▶ [Your task]: Go through the listing beneath this task and return every line that carries the string "Controllo".

## BEGIN Entries provided

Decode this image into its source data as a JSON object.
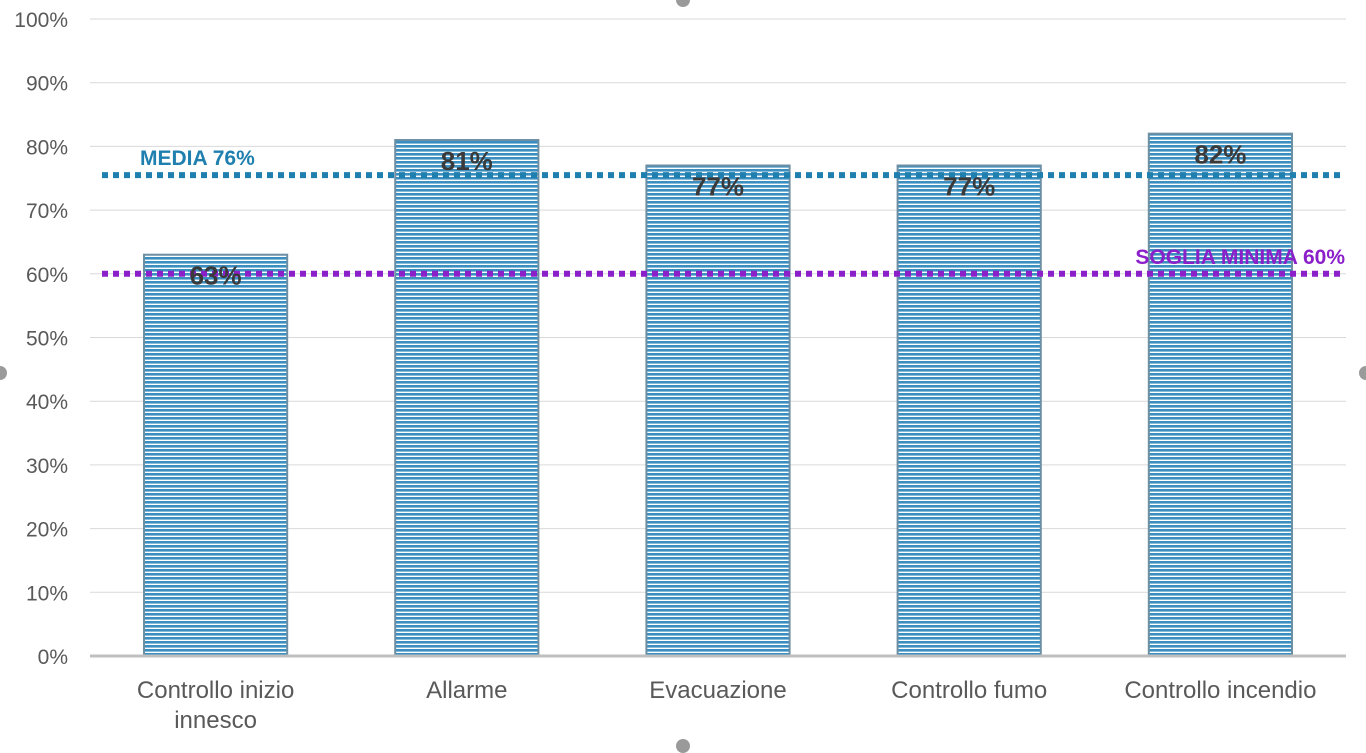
{
  "chart_data": {
    "type": "bar",
    "title": "",
    "xlabel": "",
    "ylabel": "",
    "categories": [
      [
        "Controllo inizio",
        "innesco"
      ],
      [
        "Allarme"
      ],
      [
        "Evacuazione"
      ],
      [
        "Controllo fumo"
      ],
      [
        "Controllo incendio"
      ]
    ],
    "values": [
      63,
      81,
      77,
      77,
      82
    ],
    "value_labels": [
      "63%",
      "81%",
      "77%",
      "77%",
      "82%"
    ],
    "ylim": [
      0,
      100
    ],
    "yticks": [
      {
        "v": 0,
        "label": "0%"
      },
      {
        "v": 10,
        "label": "10%"
      },
      {
        "v": 20,
        "label": "20%"
      },
      {
        "v": 30,
        "label": "30%"
      },
      {
        "v": 40,
        "label": "40%"
      },
      {
        "v": 50,
        "label": "50%"
      },
      {
        "v": 60,
        "label": "60%"
      },
      {
        "v": 70,
        "label": "70%"
      },
      {
        "v": 80,
        "label": "80%"
      },
      {
        "v": 90,
        "label": "90%"
      },
      {
        "v": 100,
        "label": "100%"
      }
    ],
    "grid": true,
    "reference_lines": [
      {
        "value": 75.5,
        "label": "MEDIA 76%",
        "color": "#1f7fae",
        "label_align": "left"
      },
      {
        "value": 60,
        "label": "SOGLIA MINIMA 60%",
        "color": "#8b1fc9",
        "label_align": "right"
      }
    ],
    "colors": {
      "bar_fill": "#3a8fc0",
      "bar_stripe": "#ffffff",
      "bar_border": "#6d8fa3",
      "axis_text": "#595959",
      "value_label": "#3a3a3a",
      "grid": "#d9d9d9",
      "axis_line": "#bfbfbf"
    }
  }
}
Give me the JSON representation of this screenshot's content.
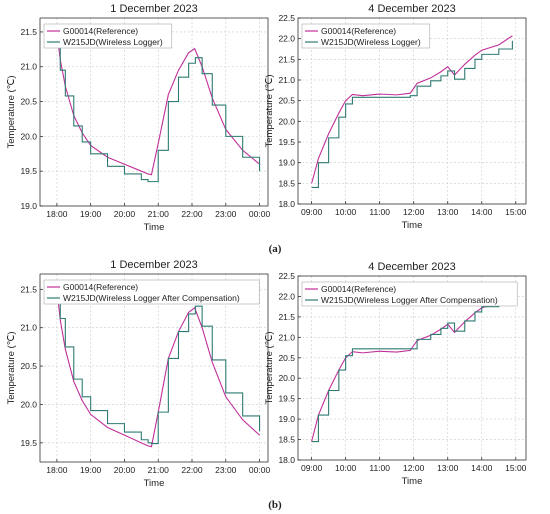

## END Entries provided

▶ [Written answer]:
        "Controllo inizio",
        "Controllo fumo"
        "Controllo incendio"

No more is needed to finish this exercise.